Directions for this task
Each record below should appear again exactly as written.

Records for this task
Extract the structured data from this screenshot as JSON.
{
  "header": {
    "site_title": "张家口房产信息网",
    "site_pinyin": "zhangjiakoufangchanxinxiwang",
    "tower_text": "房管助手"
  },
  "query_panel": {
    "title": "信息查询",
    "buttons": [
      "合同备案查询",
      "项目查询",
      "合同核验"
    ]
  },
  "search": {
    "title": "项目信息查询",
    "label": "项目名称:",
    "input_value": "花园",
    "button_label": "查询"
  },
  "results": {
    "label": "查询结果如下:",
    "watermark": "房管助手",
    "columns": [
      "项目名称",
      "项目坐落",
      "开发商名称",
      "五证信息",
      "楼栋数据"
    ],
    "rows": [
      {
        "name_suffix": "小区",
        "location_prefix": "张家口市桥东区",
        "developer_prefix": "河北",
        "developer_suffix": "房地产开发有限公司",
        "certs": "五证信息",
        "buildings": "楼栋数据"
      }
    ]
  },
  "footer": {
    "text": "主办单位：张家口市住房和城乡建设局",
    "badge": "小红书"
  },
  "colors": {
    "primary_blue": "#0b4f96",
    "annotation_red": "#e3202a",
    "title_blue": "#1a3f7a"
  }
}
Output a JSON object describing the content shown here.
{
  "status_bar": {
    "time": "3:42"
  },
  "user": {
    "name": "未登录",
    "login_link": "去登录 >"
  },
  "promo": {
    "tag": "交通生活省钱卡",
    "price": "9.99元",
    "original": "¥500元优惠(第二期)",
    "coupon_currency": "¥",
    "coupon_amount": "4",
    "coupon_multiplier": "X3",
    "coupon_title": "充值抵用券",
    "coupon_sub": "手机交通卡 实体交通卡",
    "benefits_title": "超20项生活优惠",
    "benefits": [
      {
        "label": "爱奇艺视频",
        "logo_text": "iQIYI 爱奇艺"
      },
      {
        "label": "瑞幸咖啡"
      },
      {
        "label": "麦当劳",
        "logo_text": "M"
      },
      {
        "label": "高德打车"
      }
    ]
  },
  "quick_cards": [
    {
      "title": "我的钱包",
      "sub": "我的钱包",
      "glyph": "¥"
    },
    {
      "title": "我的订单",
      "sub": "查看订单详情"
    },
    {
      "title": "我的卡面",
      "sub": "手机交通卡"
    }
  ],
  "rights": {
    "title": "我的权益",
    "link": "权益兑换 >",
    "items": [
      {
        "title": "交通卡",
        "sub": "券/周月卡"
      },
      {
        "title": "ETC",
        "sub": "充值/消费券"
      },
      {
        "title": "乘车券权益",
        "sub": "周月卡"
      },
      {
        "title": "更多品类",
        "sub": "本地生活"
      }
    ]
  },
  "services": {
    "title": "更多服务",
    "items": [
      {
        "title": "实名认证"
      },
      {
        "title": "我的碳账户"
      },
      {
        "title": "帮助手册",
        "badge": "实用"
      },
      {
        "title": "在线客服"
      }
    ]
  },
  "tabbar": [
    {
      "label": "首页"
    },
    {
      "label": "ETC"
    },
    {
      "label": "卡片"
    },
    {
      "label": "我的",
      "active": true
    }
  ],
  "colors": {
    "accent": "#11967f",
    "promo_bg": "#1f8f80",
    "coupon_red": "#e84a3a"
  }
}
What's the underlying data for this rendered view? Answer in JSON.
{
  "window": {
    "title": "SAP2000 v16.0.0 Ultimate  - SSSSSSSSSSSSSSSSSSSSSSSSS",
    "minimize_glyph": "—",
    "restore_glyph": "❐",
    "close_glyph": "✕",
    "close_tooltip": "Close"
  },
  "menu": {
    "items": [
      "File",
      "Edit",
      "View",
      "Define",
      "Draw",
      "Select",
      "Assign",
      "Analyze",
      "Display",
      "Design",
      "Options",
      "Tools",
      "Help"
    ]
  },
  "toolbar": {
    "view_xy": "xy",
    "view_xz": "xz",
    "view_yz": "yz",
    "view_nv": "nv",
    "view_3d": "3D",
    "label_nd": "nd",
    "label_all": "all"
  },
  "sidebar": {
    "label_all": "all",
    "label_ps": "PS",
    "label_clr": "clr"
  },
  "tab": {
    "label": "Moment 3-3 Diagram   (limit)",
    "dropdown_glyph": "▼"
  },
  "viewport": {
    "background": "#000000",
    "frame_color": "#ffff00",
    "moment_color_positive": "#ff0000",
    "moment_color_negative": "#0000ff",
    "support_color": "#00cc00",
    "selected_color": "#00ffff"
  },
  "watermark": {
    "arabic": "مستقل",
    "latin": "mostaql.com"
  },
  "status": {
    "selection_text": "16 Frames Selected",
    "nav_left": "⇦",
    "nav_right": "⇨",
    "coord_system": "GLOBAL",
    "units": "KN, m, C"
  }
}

Task output
Extract the structured data from this screenshot as JSON.
{
  "header": {
    "site_title": "张家口房产信息网",
    "site_pinyin": "zhangjiakoufangchanxinxiwang",
    "tower_text": "房管助手"
  },
  "query_panel": {
    "title": "信息查询",
    "buttons": [
      "合同备案查询",
      "项目查询",
      "合同核验"
    ]
  },
  "search": {
    "title": "项目信息查询",
    "label": "项目名称:",
    "input_value": "花园",
    "button_label": "查询"
  },
  "results": {
    "label": "查询结果如下:",
    "watermark": "房管助手",
    "columns": [
      "项目名称",
      "项目坐落",
      "开发商名称",
      "五证信息",
      "楼栋数据"
    ],
    "rows": [
      {
        "name_suffix": "小区",
        "location_prefix": "张家口市桥东区",
        "developer_prefix": "河北",
        "developer_suffix": "房地产开发有限公司",
        "certs": "五证信息",
        "buildings": "楼栋数据"
      }
    ]
  },
  "footer": {
    "text": "主办单位：张家口市住房和城乡建设局",
    "badge": "小红书"
  },
  "colors": {
    "primary_blue": "#0b4f96",
    "annotation_red": "#e3202a",
    "title_blue": "#1a3f7a"
  }
}
Output a JSON object describing the content shown here.
{
  "status_bar": {
    "time": "3:42"
  },
  "user": {
    "name": "未登录",
    "login_link": "去登录 >"
  },
  "promo": {
    "tag": "交通生活省钱卡",
    "price": "9.99元",
    "original": "¥500元优惠(第二期)",
    "coupon_currency": "¥",
    "coupon_amount": "4",
    "coupon_multiplier": "X3",
    "coupon_title": "充值抵用券",
    "coupon_sub": "手机交通卡 实体交通卡",
    "benefits_title": "超20项生活优惠",
    "benefits": [
      {
        "label": "爱奇艺视频",
        "logo_text": "iQIYI 爱奇艺"
      },
      {
        "label": "瑞幸咖啡"
      },
      {
        "label": "麦当劳",
        "logo_text": "M"
      },
      {
        "label": "高德打车"
      }
    ]
  },
  "quick_cards": [
    {
      "title": "我的钱包",
      "sub": "我的钱包",
      "glyph": "¥"
    },
    {
      "title": "我的订单",
      "sub": "查看订单详情"
    },
    {
      "title": "我的卡面",
      "sub": "手机交通卡"
    }
  ],
  "rights": {
    "title": "我的权益",
    "link": "权益兑换 >",
    "items": [
      {
        "title": "交通卡",
        "sub": "券/周月卡"
      },
      {
        "title": "ETC",
        "sub": "充值/消费券"
      },
      {
        "title": "乘车券权益",
        "sub": "周月卡"
      },
      {
        "title": "更多品类",
        "sub": "本地生活"
      }
    ]
  },
  "services": {
    "title": "更多服务",
    "items": [
      {
        "title": "实名认证"
      },
      {
        "title": "我的碳账户"
      },
      {
        "title": "帮助手册",
        "badge": "实用"
      },
      {
        "title": "在线客服"
      }
    ]
  },
  "tabbar": [
    {
      "label": "首页"
    },
    {
      "label": "ETC"
    },
    {
      "label": "卡片"
    },
    {
      "label": "我的",
      "active": true
    }
  ],
  "colors": {
    "accent": "#11967f",
    "promo_bg": "#1f8f80",
    "coupon_red": "#e84a3a"
  }
}
What's the underlying data for this rendered view? Answer in JSON.
{
  "window": {
    "title": "SAP2000 v16.0.0 Ultimate  - SSSSSSSSSSSSSSSSSSSSSSSSS",
    "minimize_glyph": "—",
    "restore_glyph": "❐",
    "close_glyph": "✕",
    "close_tooltip": "Close"
  },
  "menu": {
    "items": [
      "File",
      "Edit",
      "View",
      "Define",
      "Draw",
      "Select",
      "Assign",
      "Analyze",
      "Display",
      "Design",
      "Options",
      "Tools",
      "Help"
    ]
  },
  "toolbar": {
    "view_xy": "xy",
    "view_xz": "xz",
    "view_yz": "yz",
    "view_nv": "nv",
    "view_3d": "3D",
    "label_nd": "nd",
    "label_all": "all"
  },
  "sidebar": {
    "label_all": "all",
    "label_ps": "PS",
    "label_clr": "clr"
  },
  "tab": {
    "label": "Moment 3-3 Diagram   (limit)",
    "dropdown_glyph": "▼"
  },
  "viewport": {
    "background": "#000000",
    "frame_color": "#ffff00",
    "moment_color_positive": "#ff0000",
    "moment_color_negative": "#0000ff",
    "support_color": "#00cc00",
    "selected_color": "#00ffff"
  },
  "watermark": {
    "arabic": "مستقل",
    "latin": "mostaql.com"
  },
  "status": {
    "selection_text": "16 Frames Selected",
    "nav_left": "⇦",
    "nav_right": "⇨",
    "coord_system": "GLOBAL",
    "units": "KN, m, C"
  }
}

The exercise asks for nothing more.